WHAT YOU HAVE TO DO ::
Repeat every line of the data below word for word.

EXCERPTED RECORDS ::
-.-.-

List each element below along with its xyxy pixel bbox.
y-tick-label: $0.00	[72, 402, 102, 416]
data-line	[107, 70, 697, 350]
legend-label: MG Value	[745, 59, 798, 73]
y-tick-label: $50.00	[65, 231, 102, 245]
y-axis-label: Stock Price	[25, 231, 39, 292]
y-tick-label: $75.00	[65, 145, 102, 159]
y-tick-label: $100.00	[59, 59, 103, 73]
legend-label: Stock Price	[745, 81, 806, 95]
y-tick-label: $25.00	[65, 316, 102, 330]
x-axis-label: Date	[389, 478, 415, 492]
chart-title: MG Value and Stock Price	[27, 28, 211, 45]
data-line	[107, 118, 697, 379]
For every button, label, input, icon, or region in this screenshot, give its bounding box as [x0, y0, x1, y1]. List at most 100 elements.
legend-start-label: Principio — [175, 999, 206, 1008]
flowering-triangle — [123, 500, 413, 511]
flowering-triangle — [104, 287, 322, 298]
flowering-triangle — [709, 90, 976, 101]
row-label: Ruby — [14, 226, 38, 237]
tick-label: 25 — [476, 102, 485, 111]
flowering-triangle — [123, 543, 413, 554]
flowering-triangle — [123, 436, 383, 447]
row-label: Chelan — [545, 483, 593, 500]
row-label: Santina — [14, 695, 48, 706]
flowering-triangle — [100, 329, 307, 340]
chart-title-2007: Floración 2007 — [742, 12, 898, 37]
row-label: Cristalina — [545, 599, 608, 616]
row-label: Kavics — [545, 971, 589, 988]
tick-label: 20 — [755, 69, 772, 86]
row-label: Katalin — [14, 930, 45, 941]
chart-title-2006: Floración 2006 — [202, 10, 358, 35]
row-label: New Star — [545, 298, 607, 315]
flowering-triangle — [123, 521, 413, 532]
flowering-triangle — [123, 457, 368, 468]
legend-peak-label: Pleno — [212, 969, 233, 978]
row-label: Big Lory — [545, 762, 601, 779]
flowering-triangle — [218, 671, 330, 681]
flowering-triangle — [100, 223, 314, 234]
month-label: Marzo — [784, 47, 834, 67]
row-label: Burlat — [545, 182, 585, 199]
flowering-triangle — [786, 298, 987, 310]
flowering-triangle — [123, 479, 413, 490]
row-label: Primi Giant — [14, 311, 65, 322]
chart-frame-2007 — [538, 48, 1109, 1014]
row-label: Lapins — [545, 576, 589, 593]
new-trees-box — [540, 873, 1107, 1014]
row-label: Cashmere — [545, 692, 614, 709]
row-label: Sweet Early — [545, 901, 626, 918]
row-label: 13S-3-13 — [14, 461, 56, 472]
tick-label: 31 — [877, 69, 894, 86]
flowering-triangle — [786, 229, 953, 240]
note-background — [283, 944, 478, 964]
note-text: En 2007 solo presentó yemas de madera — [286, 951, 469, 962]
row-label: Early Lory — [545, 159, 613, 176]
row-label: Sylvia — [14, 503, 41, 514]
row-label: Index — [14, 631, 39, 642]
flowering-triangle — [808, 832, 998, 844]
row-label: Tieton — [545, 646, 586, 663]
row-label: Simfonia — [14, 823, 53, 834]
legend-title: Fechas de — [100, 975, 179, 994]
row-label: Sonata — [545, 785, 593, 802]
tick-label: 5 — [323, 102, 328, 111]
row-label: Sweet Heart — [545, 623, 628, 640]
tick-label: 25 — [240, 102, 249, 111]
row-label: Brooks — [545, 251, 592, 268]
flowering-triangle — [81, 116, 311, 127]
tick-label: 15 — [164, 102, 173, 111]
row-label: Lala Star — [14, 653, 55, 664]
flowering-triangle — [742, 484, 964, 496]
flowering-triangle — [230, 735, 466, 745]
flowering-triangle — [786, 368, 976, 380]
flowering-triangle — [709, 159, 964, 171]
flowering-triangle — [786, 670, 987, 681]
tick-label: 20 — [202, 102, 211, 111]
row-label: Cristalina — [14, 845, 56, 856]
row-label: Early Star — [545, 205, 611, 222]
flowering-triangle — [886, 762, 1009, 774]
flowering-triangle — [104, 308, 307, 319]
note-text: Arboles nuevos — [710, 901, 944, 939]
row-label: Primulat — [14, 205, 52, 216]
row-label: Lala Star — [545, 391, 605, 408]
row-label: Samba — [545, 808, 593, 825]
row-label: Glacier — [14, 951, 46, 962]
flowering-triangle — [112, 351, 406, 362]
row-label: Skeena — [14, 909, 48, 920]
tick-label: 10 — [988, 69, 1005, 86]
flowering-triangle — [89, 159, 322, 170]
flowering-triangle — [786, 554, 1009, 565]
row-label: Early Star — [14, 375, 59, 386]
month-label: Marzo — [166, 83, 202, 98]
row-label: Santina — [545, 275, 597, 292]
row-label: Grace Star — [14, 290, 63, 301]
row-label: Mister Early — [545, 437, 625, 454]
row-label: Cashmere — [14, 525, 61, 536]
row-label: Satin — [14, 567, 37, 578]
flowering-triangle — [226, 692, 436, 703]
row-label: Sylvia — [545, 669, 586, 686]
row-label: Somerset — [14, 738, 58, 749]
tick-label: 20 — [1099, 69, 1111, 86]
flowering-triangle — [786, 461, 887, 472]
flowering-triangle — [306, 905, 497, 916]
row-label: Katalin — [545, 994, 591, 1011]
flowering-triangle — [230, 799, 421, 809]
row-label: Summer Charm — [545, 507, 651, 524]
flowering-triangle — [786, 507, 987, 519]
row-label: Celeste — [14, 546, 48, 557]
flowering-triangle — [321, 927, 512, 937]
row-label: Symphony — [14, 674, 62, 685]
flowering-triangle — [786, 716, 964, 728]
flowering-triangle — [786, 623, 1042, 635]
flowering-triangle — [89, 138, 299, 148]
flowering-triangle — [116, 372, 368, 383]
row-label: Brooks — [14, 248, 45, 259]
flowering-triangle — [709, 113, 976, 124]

-.-.-

WRITTEN SOLUTION ::
List each element below along with its xyxy pixel bbox.
y-tick-label: $0.00	[72, 402, 102, 416]
data-line	[107, 70, 697, 350]
legend-label: MG Value	[745, 59, 798, 73]
y-tick-label: $50.00	[65, 231, 102, 245]
y-axis-label: Stock Price	[25, 231, 39, 292]
y-tick-label: $75.00	[65, 145, 102, 159]
y-tick-label: $100.00	[59, 59, 103, 73]
legend-label: Stock Price	[745, 81, 806, 95]
y-tick-label: $25.00	[65, 316, 102, 330]
x-axis-label: Date	[389, 478, 415, 492]
chart-title: MG Value and Stock Price	[27, 28, 211, 45]
data-line	[107, 118, 697, 379]
For every button, label, input, icon, or region in this screenshot, give its bounding box as [x0, y0, x1, y1]. List at most 100 elements.
legend-start-label: Principio — [175, 999, 206, 1008]
flowering-triangle — [123, 500, 413, 511]
flowering-triangle — [104, 287, 322, 298]
flowering-triangle — [709, 90, 976, 101]
row-label: Ruby — [14, 226, 38, 237]
tick-label: 25 — [476, 102, 485, 111]
flowering-triangle — [123, 543, 413, 554]
flowering-triangle — [123, 436, 383, 447]
row-label: Chelan — [545, 483, 593, 500]
row-label: Santina — [14, 695, 48, 706]
flowering-triangle — [100, 329, 307, 340]
chart-title-2007: Floración 2007 — [742, 12, 898, 37]
row-label: Cristalina — [545, 599, 608, 616]
row-label: Kavics — [545, 971, 589, 988]
tick-label: 20 — [755, 69, 772, 86]
row-label: Katalin — [14, 930, 45, 941]
chart-title-2006: Floración 2006 — [202, 10, 358, 35]
row-label: New Star — [545, 298, 607, 315]
flowering-triangle — [123, 521, 413, 532]
flowering-triangle — [123, 457, 368, 468]
legend-peak-label: Pleno — [212, 969, 233, 978]
row-label: Big Lory — [545, 762, 601, 779]
flowering-triangle — [218, 671, 330, 681]
flowering-triangle — [100, 223, 314, 234]
month-label: Marzo — [784, 47, 834, 67]
row-label: Burlat — [545, 182, 585, 199]
flowering-triangle — [786, 298, 987, 310]
flowering-triangle — [123, 479, 413, 490]
row-label: Primi Giant — [14, 311, 65, 322]
chart-frame-2007 — [538, 48, 1109, 1014]
row-label: Lapins — [545, 576, 589, 593]
new-trees-box — [540, 873, 1107, 1014]
row-label: Cashmere — [545, 692, 614, 709]
row-label: Sweet Early — [545, 901, 626, 918]
row-label: 13S-3-13 — [14, 461, 56, 472]
tick-label: 31 — [877, 69, 894, 86]
flowering-triangle — [786, 229, 953, 240]
note-background — [283, 944, 478, 964]
note-text: En 2007 solo presentó yemas de madera — [286, 951, 469, 962]
row-label: Early Lory — [545, 159, 613, 176]
row-label: Sylvia — [14, 503, 41, 514]
row-label: Index — [14, 631, 39, 642]
flowering-triangle — [808, 832, 998, 844]
row-label: Tieton — [545, 646, 586, 663]
row-label: Simfonia — [14, 823, 53, 834]
legend-title: Fechas de — [100, 975, 179, 994]
row-label: Sonata — [545, 785, 593, 802]
tick-label: 5 — [323, 102, 328, 111]
row-label: Sweet Heart — [545, 623, 628, 640]
tick-label: 25 — [240, 102, 249, 111]
row-label: Brooks — [545, 251, 592, 268]
flowering-triangle — [81, 116, 311, 127]
tick-label: 15 — [164, 102, 173, 111]
row-label: Lala Star — [14, 653, 55, 664]
flowering-triangle — [742, 484, 964, 496]
flowering-triangle — [230, 735, 466, 745]
flowering-triangle — [786, 368, 976, 380]
flowering-triangle — [709, 159, 964, 171]
flowering-triangle — [786, 670, 987, 681]
tick-label: 20 — [202, 102, 211, 111]
row-label: Cristalina — [14, 845, 56, 856]
row-label: Early Star — [545, 205, 611, 222]
flowering-triangle — [886, 762, 1009, 774]
flowering-triangle — [104, 308, 307, 319]
note-text: Arboles nuevos — [710, 901, 944, 939]
row-label: Primulat — [14, 205, 52, 216]
row-label: Lala Star — [545, 391, 605, 408]
row-label: Samba — [545, 808, 593, 825]
row-label: Glacier — [14, 951, 46, 962]
flowering-triangle — [112, 351, 406, 362]
row-label: Skeena — [14, 909, 48, 920]
tick-label: 10 — [988, 69, 1005, 86]
flowering-triangle — [89, 159, 322, 170]
flowering-triangle — [786, 554, 1009, 565]
row-label: Early Star — [14, 375, 59, 386]
month-label: Marzo — [166, 83, 202, 98]
row-label: Santina — [545, 275, 597, 292]
row-label: Grace Star — [14, 290, 63, 301]
row-label: Mister Early — [545, 437, 625, 454]
row-label: Cashmere — [14, 525, 61, 536]
row-label: Satin — [14, 567, 37, 578]
flowering-triangle — [226, 692, 436, 703]
row-label: Sylvia — [545, 669, 586, 686]
row-label: Somerset — [14, 738, 58, 749]
tick-label: 20 — [1099, 69, 1111, 86]
flowering-triangle — [786, 461, 887, 472]
flowering-triangle — [306, 905, 497, 916]
row-label: Katalin — [545, 994, 591, 1011]
flowering-triangle — [230, 799, 421, 809]
row-label: Summer Charm — [545, 507, 651, 524]
flowering-triangle — [786, 507, 987, 519]
row-label: Celeste — [14, 546, 48, 557]
flowering-triangle — [321, 927, 512, 937]
row-label: Symphony — [14, 674, 62, 685]
flowering-triangle — [786, 716, 964, 728]
flowering-triangle — [786, 623, 1042, 635]
flowering-triangle — [89, 138, 299, 148]
flowering-triangle — [116, 372, 368, 383]
row-label: Brooks — [14, 248, 45, 259]
flowering-triangle — [709, 113, 976, 124]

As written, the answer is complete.